Task requirements —
Your task is to output the entries below word for word.

━━ Data listing

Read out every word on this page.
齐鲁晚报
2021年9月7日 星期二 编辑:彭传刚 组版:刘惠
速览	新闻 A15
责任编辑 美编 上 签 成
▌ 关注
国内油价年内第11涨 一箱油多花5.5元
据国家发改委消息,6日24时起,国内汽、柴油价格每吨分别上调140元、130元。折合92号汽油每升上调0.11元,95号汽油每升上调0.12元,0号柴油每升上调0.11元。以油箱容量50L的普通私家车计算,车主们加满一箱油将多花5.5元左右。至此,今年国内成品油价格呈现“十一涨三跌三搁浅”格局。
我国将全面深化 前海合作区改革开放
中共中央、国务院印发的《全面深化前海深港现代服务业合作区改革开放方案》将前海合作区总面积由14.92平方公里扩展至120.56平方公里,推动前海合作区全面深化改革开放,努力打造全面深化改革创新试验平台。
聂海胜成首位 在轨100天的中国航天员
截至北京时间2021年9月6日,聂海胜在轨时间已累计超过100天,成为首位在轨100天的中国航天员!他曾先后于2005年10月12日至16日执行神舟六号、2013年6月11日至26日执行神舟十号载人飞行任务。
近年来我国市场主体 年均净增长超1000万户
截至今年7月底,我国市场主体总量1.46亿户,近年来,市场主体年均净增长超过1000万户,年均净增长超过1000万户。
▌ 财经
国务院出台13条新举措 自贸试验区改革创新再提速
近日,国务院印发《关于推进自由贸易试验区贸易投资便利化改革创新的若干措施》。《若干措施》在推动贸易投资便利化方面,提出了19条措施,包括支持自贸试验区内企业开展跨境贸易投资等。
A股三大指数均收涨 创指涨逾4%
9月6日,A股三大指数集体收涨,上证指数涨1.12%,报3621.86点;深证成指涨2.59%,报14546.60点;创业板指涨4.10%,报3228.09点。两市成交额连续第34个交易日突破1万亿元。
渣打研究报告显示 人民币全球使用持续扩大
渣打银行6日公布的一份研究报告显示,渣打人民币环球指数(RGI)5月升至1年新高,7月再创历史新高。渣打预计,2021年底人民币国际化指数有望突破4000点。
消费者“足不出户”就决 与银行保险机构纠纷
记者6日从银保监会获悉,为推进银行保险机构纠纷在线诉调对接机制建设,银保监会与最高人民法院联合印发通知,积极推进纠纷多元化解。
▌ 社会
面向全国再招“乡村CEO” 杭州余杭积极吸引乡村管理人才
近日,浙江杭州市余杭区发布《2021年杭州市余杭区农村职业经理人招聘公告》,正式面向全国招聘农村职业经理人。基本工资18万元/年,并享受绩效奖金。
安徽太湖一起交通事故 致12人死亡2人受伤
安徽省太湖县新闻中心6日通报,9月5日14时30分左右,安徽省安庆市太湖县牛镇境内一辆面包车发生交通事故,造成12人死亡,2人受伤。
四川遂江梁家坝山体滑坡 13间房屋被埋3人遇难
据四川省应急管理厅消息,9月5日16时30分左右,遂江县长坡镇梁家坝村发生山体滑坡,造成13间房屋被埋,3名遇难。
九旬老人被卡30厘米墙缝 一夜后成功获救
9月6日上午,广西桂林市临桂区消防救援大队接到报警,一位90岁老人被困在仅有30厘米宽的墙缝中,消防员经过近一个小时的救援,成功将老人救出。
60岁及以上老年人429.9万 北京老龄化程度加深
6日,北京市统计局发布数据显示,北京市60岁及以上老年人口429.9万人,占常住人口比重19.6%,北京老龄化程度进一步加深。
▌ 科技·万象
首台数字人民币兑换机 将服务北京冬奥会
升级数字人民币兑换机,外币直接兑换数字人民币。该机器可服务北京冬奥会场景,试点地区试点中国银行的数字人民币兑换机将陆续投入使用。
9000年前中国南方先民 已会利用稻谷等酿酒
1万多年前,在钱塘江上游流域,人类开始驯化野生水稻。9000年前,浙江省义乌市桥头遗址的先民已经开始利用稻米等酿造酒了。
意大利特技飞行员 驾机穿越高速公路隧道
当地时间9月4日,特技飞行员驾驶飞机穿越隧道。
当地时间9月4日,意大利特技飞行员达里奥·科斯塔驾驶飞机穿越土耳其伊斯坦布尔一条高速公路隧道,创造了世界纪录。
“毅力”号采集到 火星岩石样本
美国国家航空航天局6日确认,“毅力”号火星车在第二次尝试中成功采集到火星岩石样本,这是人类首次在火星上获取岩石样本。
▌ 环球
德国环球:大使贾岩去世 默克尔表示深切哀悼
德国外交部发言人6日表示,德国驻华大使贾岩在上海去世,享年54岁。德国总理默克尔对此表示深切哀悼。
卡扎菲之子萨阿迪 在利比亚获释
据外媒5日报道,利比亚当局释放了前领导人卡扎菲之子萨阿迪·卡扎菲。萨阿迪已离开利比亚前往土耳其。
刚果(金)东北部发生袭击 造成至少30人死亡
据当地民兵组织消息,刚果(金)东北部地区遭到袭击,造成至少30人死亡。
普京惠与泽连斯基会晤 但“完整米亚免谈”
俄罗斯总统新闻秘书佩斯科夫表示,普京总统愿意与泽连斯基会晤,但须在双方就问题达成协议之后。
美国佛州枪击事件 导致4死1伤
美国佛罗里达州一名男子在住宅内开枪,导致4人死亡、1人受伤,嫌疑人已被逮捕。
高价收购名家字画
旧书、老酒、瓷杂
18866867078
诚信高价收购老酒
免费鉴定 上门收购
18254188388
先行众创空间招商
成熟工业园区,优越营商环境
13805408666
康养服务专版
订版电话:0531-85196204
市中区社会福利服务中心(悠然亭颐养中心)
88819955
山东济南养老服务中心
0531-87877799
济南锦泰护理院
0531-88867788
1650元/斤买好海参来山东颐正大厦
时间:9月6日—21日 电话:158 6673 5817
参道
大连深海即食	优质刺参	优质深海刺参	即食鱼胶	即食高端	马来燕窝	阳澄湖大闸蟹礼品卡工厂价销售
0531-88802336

━━━━

Finished answer —
Read out every word on this page.
齐鲁晚报
2021年9月7日 星期二 编辑:彭传刚 组版:刘惠
速览	新闻 A15
责任编辑 美编 上 签 成
▌ 关注
国内油价年内第11涨 一箱油多花5.5元
据国家发改委消息,6日24时起,国内汽、柴油价格每吨分别上调140元、130元。折合92号汽油每升上调0.11元,95号汽油每升上调0.12元,0号柴油每升上调0.11元。以油箱容量50L的普通私家车计算,车主们加满一箱油将多花5.5元左右。至此,今年国内成品油价格呈现“十一涨三跌三搁浅”格局。
我国将全面深化 前海合作区改革开放
中共中央、国务院印发的《全面深化前海深港现代服务业合作区改革开放方案》将前海合作区总面积由14.92平方公里扩展至120.56平方公里,推动前海合作区全面深化改革开放,努力打造全面深化改革创新试验平台。
聂海胜成首位 在轨100天的中国航天员
截至北京时间2021年9月6日,聂海胜在轨时间已累计超过100天,成为首位在轨100天的中国航天员!他曾先后于2005年10月12日至16日执行神舟六号、2013年6月11日至26日执行神舟十号载人飞行任务。
近年来我国市场主体 年均净增长超1000万户
截至今年7月底,我国市场主体总量1.46亿户,近年来,市场主体年均净增长超过1000万户,年均净增长超过1000万户。
▌ 财经
国务院出台13条新举措 自贸试验区改革创新再提速
近日,国务院印发《关于推进自由贸易试验区贸易投资便利化改革创新的若干措施》。《若干措施》在推动贸易投资便利化方面,提出了19条措施,包括支持自贸试验区内企业开展跨境贸易投资等。
A股三大指数均收涨 创指涨逾4%
9月6日,A股三大指数集体收涨,上证指数涨1.12%,报3621.86点;深证成指涨2.59%,报14546.60点;创业板指涨4.10%,报3228.09点。两市成交额连续第34个交易日突破1万亿元。
渣打研究报告显示 人民币全球使用持续扩大
渣打银行6日公布的一份研究报告显示,渣打人民币环球指数(RGI)5月升至1年新高,7月再创历史新高。渣打预计,2021年底人民币国际化指数有望突破4000点。
消费者“足不出户”就决 与银行保险机构纠纷
记者6日从银保监会获悉,为推进银行保险机构纠纷在线诉调对接机制建设,银保监会与最高人民法院联合印发通知,积极推进纠纷多元化解。
▌ 社会
面向全国再招“乡村CEO” 杭州余杭积极吸引乡村管理人才
近日,浙江杭州市余杭区发布《2021年杭州市余杭区农村职业经理人招聘公告》,正式面向全国招聘农村职业经理人。基本工资18万元/年,并享受绩效奖金。
安徽太湖一起交通事故 致12人死亡2人受伤
安徽省太湖县新闻中心6日通报,9月5日14时30分左右,安徽省安庆市太湖县牛镇境内一辆面包车发生交通事故,造成12人死亡,2人受伤。
四川遂江梁家坝山体滑坡 13间房屋被埋3人遇难
据四川省应急管理厅消息,9月5日16时30分左右,遂江县长坡镇梁家坝村发生山体滑坡,造成13间房屋被埋,3名遇难。
九旬老人被卡30厘米墙缝 一夜后成功获救
9月6日上午,广西桂林市临桂区消防救援大队接到报警,一位90岁老人被困在仅有30厘米宽的墙缝中,消防员经过近一个小时的救援,成功将老人救出。
60岁及以上老年人429.9万 北京老龄化程度加深
6日,北京市统计局发布数据显示,北京市60岁及以上老年人口429.9万人,占常住人口比重19.6%,北京老龄化程度进一步加深。
▌ 科技·万象
首台数字人民币兑换机 将服务北京冬奥会
升级数字人民币兑换机,外币直接兑换数字人民币。该机器可服务北京冬奥会场景,试点地区试点中国银行的数字人民币兑换机将陆续投入使用。
9000年前中国南方先民 已会利用稻谷等酿酒
1万多年前,在钱塘江上游流域,人类开始驯化野生水稻。9000年前,浙江省义乌市桥头遗址的先民已经开始利用稻米等酿造酒了。
意大利特技飞行员 驾机穿越高速公路隧道
当地时间9月4日,特技飞行员驾驶飞机穿越隧道。
当地时间9月4日,意大利特技飞行员达里奥·科斯塔驾驶飞机穿越土耳其伊斯坦布尔一条高速公路隧道,创造了世界纪录。
“毅力”号采集到 火星岩石样本
美国国家航空航天局6日确认,“毅力”号火星车在第二次尝试中成功采集到火星岩石样本,这是人类首次在火星上获取岩石样本。
▌ 环球
德国环球:大使贾岩去世 默克尔表示深切哀悼
德国外交部发言人6日表示,德国驻华大使贾岩在上海去世,享年54岁。德国总理默克尔对此表示深切哀悼。
卡扎菲之子萨阿迪 在利比亚获释
据外媒5日报道,利比亚当局释放了前领导人卡扎菲之子萨阿迪·卡扎菲。萨阿迪已离开利比亚前往土耳其。
刚果(金)东北部发生袭击 造成至少30人死亡
据当地民兵组织消息,刚果(金)东北部地区遭到袭击,造成至少30人死亡。
普京惠与泽连斯基会晤 但“完整米亚免谈”
俄罗斯总统新闻秘书佩斯科夫表示,普京总统愿意与泽连斯基会晤,但须在双方就问题达成协议之后。
美国佛州枪击事件 导致4死1伤
美国佛罗里达州一名男子在住宅内开枪,导致4人死亡、1人受伤,嫌疑人已被逮捕。
高价收购名家字画
旧书、老酒、瓷杂
18866867078
诚信高价收购老酒
免费鉴定 上门收购
18254188388
先行众创空间招商
成熟工业园区,优越营商环境
13805408666
康养服务专版
订版电话:0531-85196204
市中区社会福利服务中心(悠然亭颐养中心)
88819955
山东济南养老服务中心
0531-87877799
济南锦泰护理院
0531-88867788
1650元/斤买好海参来山东颐正大厦
时间:9月6日—21日 电话:158 6673 5817
参道
大连深海即食	优质刺参	优质深海刺参	即食鱼胶	即食高端	马来燕窝	阳澄湖大闸蟹礼品卡工厂价销售
0531-88802336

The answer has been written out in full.